- **What to work on**
Where a line of the listing below includes the word "CLASS", reproduce that line.

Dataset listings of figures
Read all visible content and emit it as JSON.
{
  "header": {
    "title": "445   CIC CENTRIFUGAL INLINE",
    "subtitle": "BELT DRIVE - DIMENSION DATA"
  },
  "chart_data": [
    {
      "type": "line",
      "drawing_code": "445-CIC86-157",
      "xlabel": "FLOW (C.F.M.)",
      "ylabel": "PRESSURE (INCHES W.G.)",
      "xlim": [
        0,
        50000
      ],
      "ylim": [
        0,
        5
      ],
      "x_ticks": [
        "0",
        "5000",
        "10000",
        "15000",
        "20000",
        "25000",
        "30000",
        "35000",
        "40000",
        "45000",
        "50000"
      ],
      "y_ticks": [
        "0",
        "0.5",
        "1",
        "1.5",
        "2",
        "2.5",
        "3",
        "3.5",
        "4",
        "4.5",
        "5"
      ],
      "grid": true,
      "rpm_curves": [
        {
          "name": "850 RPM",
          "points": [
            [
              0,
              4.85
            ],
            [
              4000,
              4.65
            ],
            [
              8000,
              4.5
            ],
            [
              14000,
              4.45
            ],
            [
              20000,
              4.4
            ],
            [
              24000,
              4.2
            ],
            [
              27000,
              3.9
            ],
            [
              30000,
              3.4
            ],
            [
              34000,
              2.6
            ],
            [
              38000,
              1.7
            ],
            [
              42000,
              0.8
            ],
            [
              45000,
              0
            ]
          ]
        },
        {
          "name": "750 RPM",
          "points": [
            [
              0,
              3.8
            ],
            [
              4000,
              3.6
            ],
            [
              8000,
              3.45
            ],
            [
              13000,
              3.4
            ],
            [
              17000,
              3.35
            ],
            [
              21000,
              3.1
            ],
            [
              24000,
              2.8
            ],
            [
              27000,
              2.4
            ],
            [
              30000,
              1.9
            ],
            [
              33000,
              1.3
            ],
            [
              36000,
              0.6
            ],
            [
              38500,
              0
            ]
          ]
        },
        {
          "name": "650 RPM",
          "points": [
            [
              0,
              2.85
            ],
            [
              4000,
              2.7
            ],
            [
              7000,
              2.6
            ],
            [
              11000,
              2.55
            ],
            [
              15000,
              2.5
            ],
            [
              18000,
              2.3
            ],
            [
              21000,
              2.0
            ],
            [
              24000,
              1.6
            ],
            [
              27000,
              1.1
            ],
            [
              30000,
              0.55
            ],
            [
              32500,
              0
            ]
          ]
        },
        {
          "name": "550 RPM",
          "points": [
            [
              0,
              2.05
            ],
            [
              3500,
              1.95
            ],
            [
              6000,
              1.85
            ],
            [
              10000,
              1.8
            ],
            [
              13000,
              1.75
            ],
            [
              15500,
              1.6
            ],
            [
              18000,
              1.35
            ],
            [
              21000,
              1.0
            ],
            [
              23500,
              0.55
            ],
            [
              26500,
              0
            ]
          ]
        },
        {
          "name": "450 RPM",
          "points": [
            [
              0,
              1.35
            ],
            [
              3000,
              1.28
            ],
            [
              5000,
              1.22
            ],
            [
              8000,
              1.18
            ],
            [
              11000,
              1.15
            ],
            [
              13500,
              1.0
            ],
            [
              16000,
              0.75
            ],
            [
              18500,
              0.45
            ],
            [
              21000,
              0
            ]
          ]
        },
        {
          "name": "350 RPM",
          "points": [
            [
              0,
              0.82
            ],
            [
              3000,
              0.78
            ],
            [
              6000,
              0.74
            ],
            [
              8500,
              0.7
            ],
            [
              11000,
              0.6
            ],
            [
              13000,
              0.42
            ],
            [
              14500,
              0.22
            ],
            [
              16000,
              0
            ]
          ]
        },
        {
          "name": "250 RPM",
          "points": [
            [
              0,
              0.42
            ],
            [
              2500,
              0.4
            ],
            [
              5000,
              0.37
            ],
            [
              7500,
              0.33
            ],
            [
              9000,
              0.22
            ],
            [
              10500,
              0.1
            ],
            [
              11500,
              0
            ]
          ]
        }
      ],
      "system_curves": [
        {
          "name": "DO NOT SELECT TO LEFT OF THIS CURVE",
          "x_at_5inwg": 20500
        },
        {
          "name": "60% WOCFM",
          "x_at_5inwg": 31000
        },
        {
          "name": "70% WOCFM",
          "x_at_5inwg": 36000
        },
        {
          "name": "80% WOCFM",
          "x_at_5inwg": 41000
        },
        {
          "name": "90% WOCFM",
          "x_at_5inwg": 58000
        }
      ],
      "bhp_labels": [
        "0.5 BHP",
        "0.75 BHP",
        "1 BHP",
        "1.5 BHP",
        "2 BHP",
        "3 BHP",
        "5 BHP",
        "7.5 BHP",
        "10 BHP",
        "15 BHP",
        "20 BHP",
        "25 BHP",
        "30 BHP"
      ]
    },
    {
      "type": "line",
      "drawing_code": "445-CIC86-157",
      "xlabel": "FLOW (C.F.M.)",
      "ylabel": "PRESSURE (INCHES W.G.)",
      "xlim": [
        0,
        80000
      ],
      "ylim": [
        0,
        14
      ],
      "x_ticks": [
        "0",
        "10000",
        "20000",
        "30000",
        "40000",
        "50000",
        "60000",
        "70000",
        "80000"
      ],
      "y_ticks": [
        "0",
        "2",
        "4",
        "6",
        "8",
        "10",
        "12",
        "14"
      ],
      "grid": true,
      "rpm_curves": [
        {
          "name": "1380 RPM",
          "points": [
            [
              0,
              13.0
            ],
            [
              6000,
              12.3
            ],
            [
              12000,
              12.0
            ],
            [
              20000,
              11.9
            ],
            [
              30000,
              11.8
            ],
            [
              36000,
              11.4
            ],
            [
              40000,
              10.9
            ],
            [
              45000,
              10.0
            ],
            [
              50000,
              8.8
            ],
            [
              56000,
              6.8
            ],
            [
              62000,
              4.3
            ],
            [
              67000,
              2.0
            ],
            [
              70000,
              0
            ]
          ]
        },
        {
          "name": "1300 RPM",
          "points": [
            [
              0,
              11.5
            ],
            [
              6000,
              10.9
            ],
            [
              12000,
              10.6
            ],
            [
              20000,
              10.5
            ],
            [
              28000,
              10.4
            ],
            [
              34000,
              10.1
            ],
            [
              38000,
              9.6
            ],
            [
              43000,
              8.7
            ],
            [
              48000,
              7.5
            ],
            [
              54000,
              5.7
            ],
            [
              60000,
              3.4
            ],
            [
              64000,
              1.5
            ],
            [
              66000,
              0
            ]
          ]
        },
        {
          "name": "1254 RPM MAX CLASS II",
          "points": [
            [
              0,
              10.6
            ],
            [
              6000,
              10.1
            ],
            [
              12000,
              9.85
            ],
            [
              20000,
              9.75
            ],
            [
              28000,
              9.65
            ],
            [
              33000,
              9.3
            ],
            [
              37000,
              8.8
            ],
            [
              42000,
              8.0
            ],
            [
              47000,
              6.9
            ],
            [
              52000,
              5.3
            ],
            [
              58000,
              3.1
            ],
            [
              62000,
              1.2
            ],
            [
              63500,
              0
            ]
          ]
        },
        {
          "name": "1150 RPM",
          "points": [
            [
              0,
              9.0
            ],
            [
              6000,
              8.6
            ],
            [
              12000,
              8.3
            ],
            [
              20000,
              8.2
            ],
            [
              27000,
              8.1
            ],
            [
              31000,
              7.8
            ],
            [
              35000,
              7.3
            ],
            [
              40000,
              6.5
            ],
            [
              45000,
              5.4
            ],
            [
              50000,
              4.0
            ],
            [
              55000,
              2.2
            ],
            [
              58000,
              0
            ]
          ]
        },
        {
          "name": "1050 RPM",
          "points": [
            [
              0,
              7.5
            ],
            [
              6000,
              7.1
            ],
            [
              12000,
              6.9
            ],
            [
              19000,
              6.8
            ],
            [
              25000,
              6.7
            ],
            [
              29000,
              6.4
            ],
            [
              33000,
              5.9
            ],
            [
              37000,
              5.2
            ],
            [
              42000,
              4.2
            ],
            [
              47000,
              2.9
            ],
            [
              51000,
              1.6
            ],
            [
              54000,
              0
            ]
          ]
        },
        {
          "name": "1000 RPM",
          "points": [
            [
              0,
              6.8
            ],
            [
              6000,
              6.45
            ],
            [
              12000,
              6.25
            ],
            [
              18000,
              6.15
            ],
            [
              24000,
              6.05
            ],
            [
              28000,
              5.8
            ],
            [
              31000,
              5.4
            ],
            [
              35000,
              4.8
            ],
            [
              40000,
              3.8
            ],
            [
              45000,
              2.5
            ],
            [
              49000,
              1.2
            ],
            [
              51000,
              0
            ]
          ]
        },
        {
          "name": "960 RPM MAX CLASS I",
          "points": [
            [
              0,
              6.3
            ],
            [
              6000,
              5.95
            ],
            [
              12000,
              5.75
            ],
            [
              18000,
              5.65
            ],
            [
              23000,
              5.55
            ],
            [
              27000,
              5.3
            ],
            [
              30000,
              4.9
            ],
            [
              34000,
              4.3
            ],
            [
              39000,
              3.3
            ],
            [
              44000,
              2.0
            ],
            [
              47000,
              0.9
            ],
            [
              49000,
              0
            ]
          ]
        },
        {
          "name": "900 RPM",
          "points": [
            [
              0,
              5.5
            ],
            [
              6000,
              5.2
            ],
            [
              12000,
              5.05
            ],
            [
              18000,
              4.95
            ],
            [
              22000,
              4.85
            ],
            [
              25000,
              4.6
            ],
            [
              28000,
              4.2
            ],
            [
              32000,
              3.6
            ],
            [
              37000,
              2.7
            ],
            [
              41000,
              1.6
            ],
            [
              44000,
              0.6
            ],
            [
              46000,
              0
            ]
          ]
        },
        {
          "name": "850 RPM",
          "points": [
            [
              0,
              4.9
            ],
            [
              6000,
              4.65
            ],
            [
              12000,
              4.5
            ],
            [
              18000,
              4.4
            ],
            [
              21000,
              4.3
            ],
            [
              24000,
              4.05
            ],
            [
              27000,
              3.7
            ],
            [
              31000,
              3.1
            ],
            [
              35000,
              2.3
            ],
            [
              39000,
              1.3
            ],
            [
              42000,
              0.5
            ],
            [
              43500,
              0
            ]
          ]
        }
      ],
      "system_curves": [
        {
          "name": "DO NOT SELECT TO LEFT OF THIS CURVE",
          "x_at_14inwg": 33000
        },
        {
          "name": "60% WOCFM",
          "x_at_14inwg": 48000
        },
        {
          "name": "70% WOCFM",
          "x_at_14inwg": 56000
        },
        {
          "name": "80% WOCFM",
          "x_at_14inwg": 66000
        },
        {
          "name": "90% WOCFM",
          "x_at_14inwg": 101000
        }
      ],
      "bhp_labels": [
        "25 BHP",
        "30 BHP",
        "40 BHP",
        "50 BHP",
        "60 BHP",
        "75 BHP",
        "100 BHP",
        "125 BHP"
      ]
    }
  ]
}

- **Solution to this task**
          "name": "1254 RPM MAX CLASS II",
          "name": "960 RPM MAX CLASS I",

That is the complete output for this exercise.